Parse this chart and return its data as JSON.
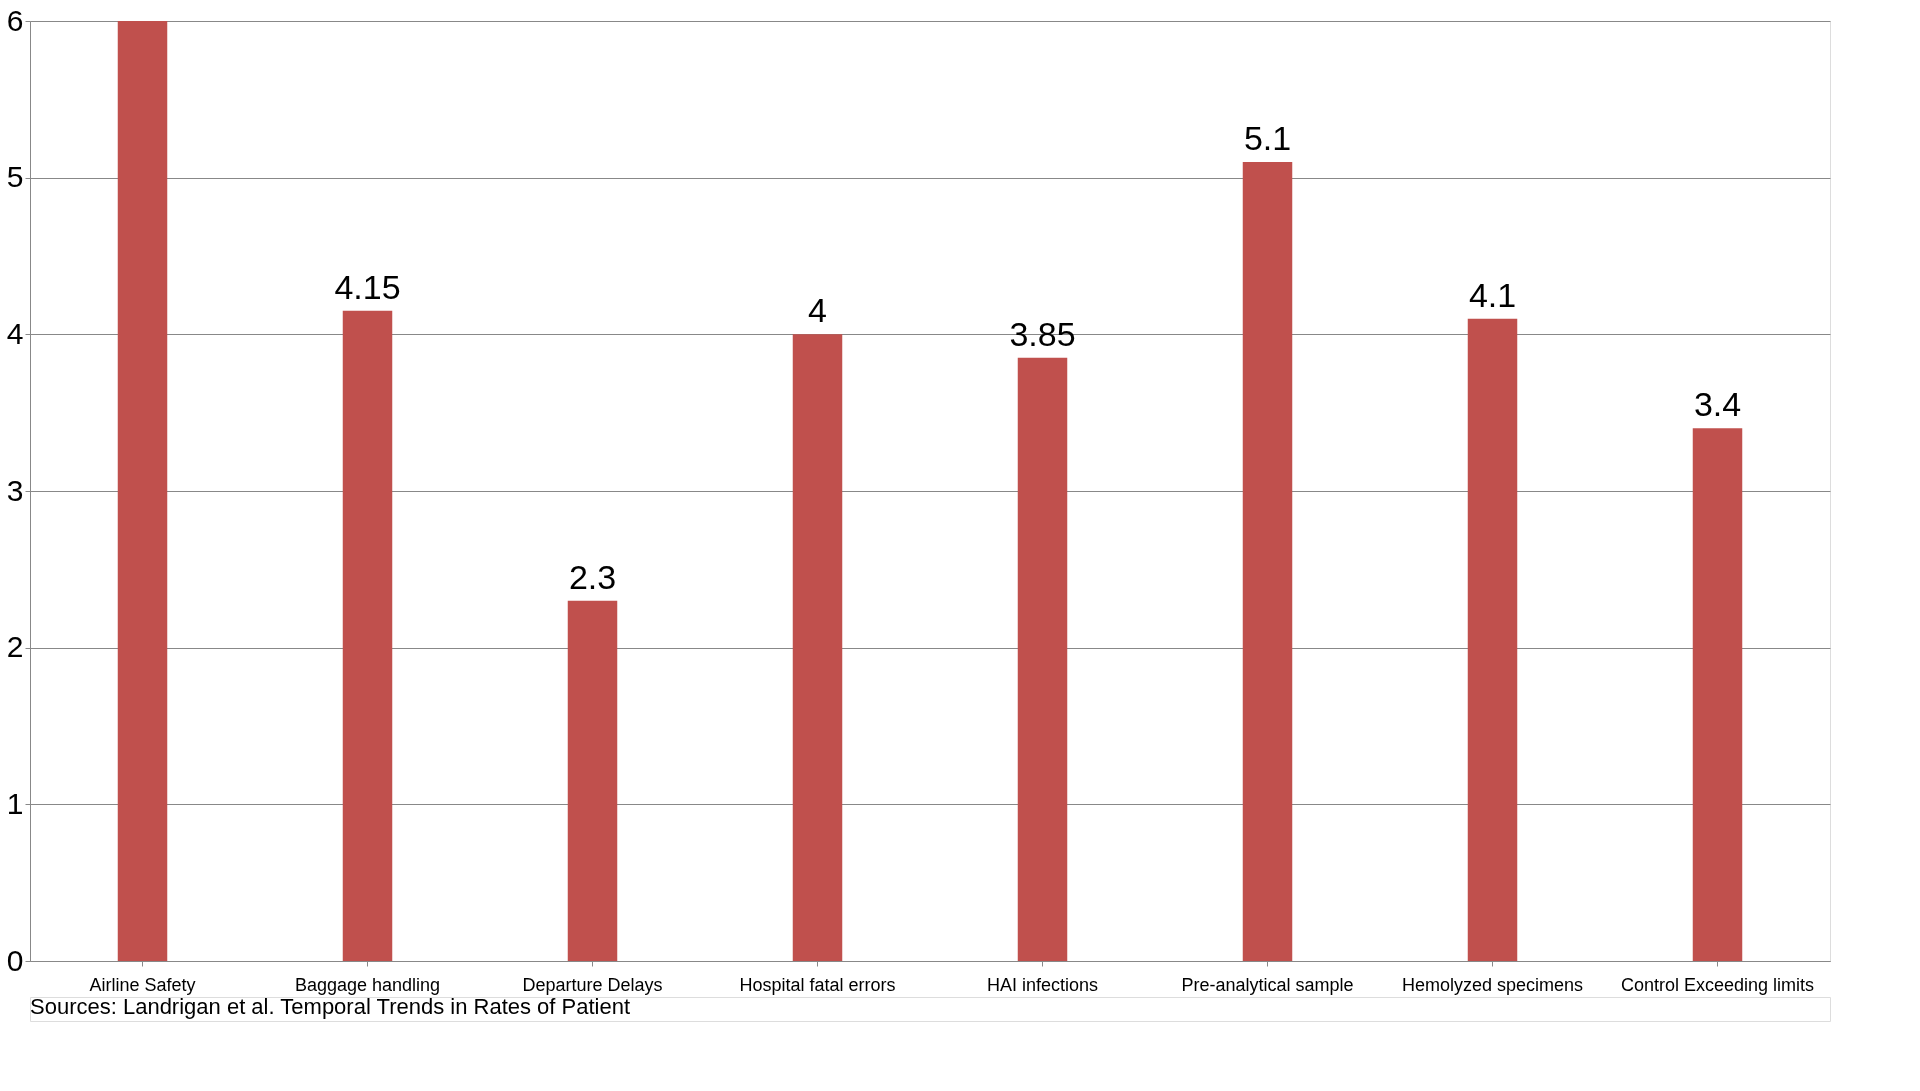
{
  "chart_data": {
    "type": "bar",
    "categories": [
      "Airline Safety",
      "Baggage handling",
      "Departure Delays",
      "Hospital fatal errors",
      "HAI infections",
      "Pre-analytical sample",
      "Hemolyzed specimens",
      "Control Exceeding limits"
    ],
    "values": [
      6,
      4.15,
      2.3,
      4,
      3.85,
      5.1,
      4.1,
      3.4
    ],
    "value_labels": [
      null,
      "4.15",
      "2.3",
      "4",
      "3.85",
      "5.1",
      "4.1",
      "3.4"
    ],
    "color": "#c0504d",
    "ylim": [
      0,
      6
    ],
    "yticks": [
      0,
      1,
      2,
      3,
      4,
      5,
      6
    ],
    "grid": "y",
    "annotations": [
      "Sources: Landrigan et al. Temporal Trends in Rates of Patient"
    ]
  }
}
====
> Requirements: Every line is to be duplicated exactly, though pictures stay out.

> The answer:
Parse this chart and return its data as JSON.
{
  "chart_data": {
    "type": "bar",
    "categories": [
      "Airline Safety",
      "Baggage handling",
      "Departure Delays",
      "Hospital fatal errors",
      "HAI infections",
      "Pre-analytical sample",
      "Hemolyzed specimens",
      "Control Exceeding limits"
    ],
    "values": [
      6,
      4.15,
      2.3,
      4,
      3.85,
      5.1,
      4.1,
      3.4
    ],
    "value_labels": [
      null,
      "4.15",
      "2.3",
      "4",
      "3.85",
      "5.1",
      "4.1",
      "3.4"
    ],
    "color": "#c0504d",
    "ylim": [
      0,
      6
    ],
    "yticks": [
      0,
      1,
      2,
      3,
      4,
      5,
      6
    ],
    "grid": "y",
    "annotations": [
      "Sources: Landrigan et al. Temporal Trends in Rates of Patient"
    ]
  }
}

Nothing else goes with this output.